* Directive *
Will you print the material below without altering a single character?

* Data *
^^^^^^^^^^^^^^^^
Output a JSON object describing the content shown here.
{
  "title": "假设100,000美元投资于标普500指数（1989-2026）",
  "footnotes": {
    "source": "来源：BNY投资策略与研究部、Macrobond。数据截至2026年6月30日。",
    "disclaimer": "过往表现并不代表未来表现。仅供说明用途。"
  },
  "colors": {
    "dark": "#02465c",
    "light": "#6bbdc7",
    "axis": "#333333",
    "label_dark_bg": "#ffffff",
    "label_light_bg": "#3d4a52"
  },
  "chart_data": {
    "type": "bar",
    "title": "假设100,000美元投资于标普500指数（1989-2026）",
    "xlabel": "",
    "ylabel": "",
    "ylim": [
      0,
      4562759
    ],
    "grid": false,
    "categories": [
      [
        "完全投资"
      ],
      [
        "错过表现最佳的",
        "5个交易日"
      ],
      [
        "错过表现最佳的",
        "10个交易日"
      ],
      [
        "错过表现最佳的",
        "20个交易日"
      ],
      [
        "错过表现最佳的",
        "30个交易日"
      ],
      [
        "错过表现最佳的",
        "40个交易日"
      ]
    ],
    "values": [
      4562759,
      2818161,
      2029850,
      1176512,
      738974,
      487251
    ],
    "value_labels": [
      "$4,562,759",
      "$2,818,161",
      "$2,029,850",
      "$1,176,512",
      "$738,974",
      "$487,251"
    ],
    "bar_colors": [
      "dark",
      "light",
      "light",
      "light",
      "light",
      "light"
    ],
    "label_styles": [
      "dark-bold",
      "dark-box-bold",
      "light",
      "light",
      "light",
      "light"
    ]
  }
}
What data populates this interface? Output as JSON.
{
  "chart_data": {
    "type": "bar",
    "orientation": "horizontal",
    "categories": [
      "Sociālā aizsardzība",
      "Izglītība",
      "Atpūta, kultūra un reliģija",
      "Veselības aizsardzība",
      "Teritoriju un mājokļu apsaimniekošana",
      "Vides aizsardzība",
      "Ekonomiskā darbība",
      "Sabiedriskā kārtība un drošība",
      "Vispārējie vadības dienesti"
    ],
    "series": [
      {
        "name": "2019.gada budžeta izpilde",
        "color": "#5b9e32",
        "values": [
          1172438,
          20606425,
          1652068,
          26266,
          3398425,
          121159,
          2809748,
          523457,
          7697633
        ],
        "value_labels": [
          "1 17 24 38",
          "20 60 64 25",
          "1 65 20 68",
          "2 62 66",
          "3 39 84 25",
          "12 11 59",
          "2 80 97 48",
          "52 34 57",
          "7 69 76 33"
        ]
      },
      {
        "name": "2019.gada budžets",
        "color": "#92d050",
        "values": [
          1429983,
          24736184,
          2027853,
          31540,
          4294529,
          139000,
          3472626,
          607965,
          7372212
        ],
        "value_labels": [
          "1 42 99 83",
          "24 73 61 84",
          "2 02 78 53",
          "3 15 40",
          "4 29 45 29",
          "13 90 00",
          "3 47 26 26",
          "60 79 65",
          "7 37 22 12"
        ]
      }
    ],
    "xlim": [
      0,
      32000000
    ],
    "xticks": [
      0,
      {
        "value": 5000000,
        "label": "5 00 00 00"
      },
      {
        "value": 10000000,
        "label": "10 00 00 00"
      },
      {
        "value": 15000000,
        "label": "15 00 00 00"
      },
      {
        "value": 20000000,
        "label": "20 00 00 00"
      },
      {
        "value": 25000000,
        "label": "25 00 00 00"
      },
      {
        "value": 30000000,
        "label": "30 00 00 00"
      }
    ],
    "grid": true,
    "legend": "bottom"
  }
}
^^^^^^^^^^^^^^^^
* Response to this exercise *
Output a JSON object describing the content shown here.
{
  "title": "假设100,000美元投资于标普500指数（1989-2026）",
  "footnotes": {
    "source": "来源：BNY投资策略与研究部、Macrobond。数据截至2026年6月30日。",
    "disclaimer": "过往表现并不代表未来表现。仅供说明用途。"
  },
  "colors": {
    "dark": "#02465c",
    "light": "#6bbdc7",
    "axis": "#333333",
    "label_dark_bg": "#ffffff",
    "label_light_bg": "#3d4a52"
  },
  "chart_data": {
    "type": "bar",
    "title": "假设100,000美元投资于标普500指数（1989-2026）",
    "xlabel": "",
    "ylabel": "",
    "ylim": [
      0,
      4562759
    ],
    "grid": false,
    "categories": [
      [
        "完全投资"
      ],
      [
        "错过表现最佳的",
        "5个交易日"
      ],
      [
        "错过表现最佳的",
        "10个交易日"
      ],
      [
        "错过表现最佳的",
        "20个交易日"
      ],
      [
        "错过表现最佳的",
        "30个交易日"
      ],
      [
        "错过表现最佳的",
        "40个交易日"
      ]
    ],
    "values": [
      4562759,
      2818161,
      2029850,
      1176512,
      738974,
      487251
    ],
    "value_labels": [
      "$4,562,759",
      "$2,818,161",
      "$2,029,850",
      "$1,176,512",
      "$738,974",
      "$487,251"
    ],
    "bar_colors": [
      "dark",
      "light",
      "light",
      "light",
      "light",
      "light"
    ],
    "label_styles": [
      "dark-bold",
      "dark-box-bold",
      "light",
      "light",
      "light",
      "light"
    ]
  }
}
What data populates this interface? Output as JSON.
{
  "chart_data": {
    "type": "bar",
    "orientation": "horizontal",
    "categories": [
      "Sociālā aizsardzība",
      "Izglītība",
      "Atpūta, kultūra un reliģija",
      "Veselības aizsardzība",
      "Teritoriju un mājokļu apsaimniekošana",
      "Vides aizsardzība",
      "Ekonomiskā darbība",
      "Sabiedriskā kārtība un drošība",
      "Vispārējie vadības dienesti"
    ],
    "series": [
      {
        "name": "2019.gada budžeta izpilde",
        "color": "#5b9e32",
        "values": [
          1172438,
          20606425,
          1652068,
          26266,
          3398425,
          121159,
          2809748,
          523457,
          7697633
        ],
        "value_labels": [
          "1 17 24 38",
          "20 60 64 25",
          "1 65 20 68",
          "2 62 66",
          "3 39 84 25",
          "12 11 59",
          "2 80 97 48",
          "52 34 57",
          "7 69 76 33"
        ]
      },
      {
        "name": "2019.gada budžets",
        "color": "#92d050",
        "values": [
          1429983,
          24736184,
          2027853,
          31540,
          4294529,
          139000,
          3472626,
          607965,
          7372212
        ],
        "value_labels": [
          "1 42 99 83",
          "24 73 61 84",
          "2 02 78 53",
          "3 15 40",
          "4 29 45 29",
          "13 90 00",
          "3 47 26 26",
          "60 79 65",
          "7 37 22 12"
        ]
      }
    ],
    "xlim": [
      0,
      32000000
    ],
    "xticks": [
      0,
      {
        "value": 5000000,
        "label": "5 00 00 00"
      },
      {
        "value": 10000000,
        "label": "10 00 00 00"
      },
      {
        "value": 15000000,
        "label": "15 00 00 00"
      },
      {
        "value": 20000000,
        "label": "20 00 00 00"
      },
      {
        "value": 25000000,
        "label": "25 00 00 00"
      },
      {
        "value": 30000000,
        "label": "30 00 00 00"
      }
    ],
    "grid": true,
    "legend": "bottom"
  }
}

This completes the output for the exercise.